● Stated goal
Check each line of the listing, and copy it if it contains the word "moving".

─── Records for this exercise

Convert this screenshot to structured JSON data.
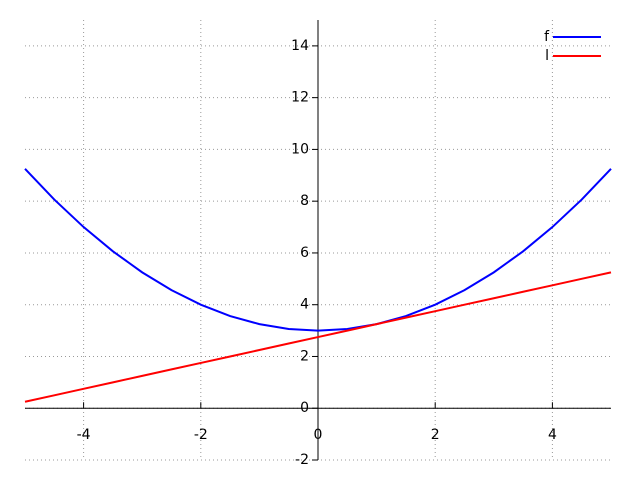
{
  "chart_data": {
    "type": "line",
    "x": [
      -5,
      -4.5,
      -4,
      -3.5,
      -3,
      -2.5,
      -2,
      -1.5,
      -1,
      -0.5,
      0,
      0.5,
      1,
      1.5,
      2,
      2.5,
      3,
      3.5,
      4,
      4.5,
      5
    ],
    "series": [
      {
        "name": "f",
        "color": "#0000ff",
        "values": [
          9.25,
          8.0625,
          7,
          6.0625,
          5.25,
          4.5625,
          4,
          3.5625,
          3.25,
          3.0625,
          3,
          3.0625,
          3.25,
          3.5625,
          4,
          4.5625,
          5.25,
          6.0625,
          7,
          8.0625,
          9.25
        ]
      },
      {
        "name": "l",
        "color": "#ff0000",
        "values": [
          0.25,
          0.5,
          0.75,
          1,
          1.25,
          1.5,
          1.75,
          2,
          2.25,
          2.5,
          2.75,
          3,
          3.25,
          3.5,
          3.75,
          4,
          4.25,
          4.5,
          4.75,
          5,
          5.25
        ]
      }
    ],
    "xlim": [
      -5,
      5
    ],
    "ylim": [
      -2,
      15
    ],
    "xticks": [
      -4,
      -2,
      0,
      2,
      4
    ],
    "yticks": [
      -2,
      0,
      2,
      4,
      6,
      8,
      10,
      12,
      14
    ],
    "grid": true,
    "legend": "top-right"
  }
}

──────
─── Records for this exercise

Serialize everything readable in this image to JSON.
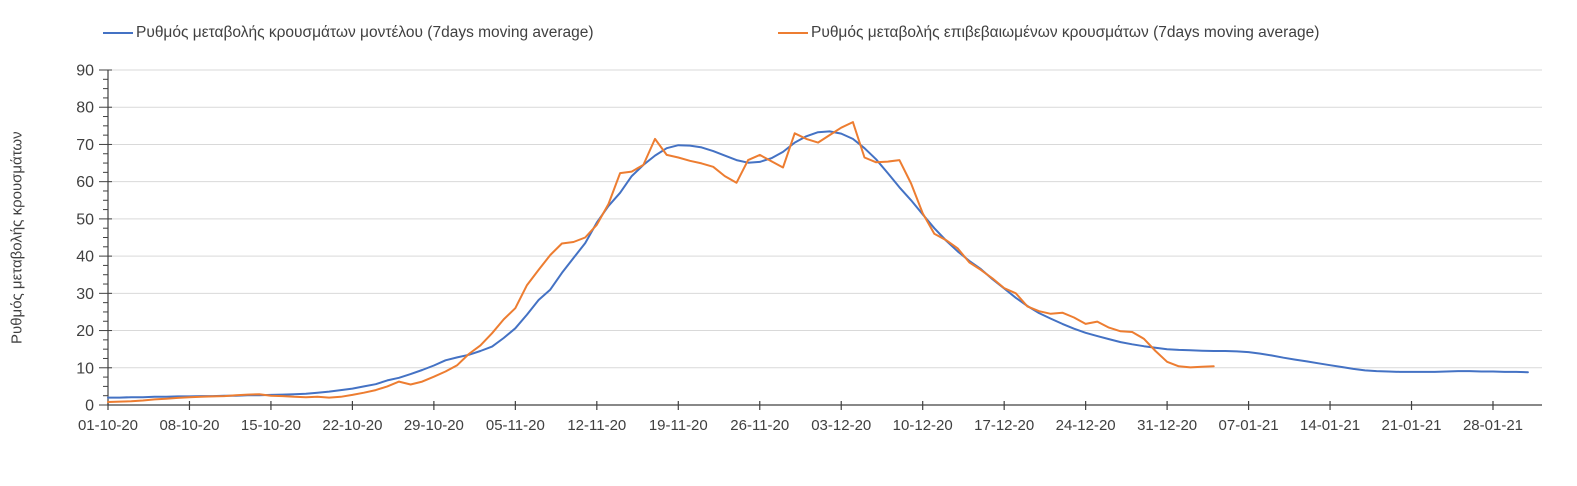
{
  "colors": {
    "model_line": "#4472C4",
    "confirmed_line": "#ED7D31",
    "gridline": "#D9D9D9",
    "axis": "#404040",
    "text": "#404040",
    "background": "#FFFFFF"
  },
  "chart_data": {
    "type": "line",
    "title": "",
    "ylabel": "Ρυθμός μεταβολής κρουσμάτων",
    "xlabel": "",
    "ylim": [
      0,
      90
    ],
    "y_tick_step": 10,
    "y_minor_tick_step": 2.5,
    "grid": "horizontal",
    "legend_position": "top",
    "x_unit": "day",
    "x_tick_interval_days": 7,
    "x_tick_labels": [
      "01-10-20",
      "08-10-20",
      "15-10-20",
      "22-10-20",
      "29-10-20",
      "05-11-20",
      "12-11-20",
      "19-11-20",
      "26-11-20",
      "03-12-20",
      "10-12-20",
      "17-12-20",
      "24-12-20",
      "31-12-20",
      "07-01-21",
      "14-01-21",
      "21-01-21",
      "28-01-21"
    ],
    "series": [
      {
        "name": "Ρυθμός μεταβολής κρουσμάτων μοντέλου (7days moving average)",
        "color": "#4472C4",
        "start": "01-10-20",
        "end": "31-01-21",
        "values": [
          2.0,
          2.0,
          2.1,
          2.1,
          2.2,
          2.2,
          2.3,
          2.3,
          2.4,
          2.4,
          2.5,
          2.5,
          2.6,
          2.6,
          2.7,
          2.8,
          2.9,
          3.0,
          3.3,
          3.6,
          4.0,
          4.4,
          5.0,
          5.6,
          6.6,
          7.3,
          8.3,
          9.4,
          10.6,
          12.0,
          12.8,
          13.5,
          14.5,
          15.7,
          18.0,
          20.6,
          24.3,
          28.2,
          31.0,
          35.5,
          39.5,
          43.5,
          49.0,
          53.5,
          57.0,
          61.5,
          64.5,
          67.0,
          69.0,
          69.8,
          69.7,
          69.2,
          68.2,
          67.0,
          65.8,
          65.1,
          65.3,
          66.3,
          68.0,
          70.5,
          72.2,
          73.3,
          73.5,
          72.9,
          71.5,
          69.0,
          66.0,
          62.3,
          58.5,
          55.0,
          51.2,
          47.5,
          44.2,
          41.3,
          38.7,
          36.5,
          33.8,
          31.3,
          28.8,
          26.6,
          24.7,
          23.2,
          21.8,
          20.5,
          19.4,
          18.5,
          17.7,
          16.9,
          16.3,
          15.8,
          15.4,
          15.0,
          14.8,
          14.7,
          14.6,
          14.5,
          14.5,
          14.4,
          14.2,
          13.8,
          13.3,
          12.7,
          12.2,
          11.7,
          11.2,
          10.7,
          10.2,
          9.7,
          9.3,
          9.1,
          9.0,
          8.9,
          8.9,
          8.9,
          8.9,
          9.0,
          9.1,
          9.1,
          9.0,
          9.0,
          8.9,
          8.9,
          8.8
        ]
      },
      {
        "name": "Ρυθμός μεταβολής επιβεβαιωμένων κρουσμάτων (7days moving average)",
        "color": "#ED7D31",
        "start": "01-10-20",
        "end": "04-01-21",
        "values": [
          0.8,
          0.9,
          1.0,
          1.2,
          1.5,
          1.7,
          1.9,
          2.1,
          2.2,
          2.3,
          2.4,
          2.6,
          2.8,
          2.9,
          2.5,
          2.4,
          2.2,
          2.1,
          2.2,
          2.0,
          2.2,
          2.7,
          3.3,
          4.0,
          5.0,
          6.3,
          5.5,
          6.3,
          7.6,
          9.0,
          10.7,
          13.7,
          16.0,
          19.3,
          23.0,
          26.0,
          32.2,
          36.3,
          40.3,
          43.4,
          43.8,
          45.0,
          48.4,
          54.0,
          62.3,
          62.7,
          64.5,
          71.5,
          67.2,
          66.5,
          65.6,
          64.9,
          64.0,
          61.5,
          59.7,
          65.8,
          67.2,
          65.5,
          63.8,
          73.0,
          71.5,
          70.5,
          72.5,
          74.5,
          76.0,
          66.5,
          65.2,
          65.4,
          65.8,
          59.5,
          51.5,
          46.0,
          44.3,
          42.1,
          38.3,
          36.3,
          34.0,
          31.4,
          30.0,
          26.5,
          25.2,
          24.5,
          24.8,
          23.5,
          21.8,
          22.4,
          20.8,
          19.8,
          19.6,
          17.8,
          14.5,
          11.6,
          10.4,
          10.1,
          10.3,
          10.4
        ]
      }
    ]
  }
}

──────

● Response to the task
        "name": "Ρυθμός μεταβολής κρουσμάτων μοντέλου (7days moving average)",
        "name": "Ρυθμός μεταβολής επιβεβαιωμένων κρουσμάτων (7days moving average)",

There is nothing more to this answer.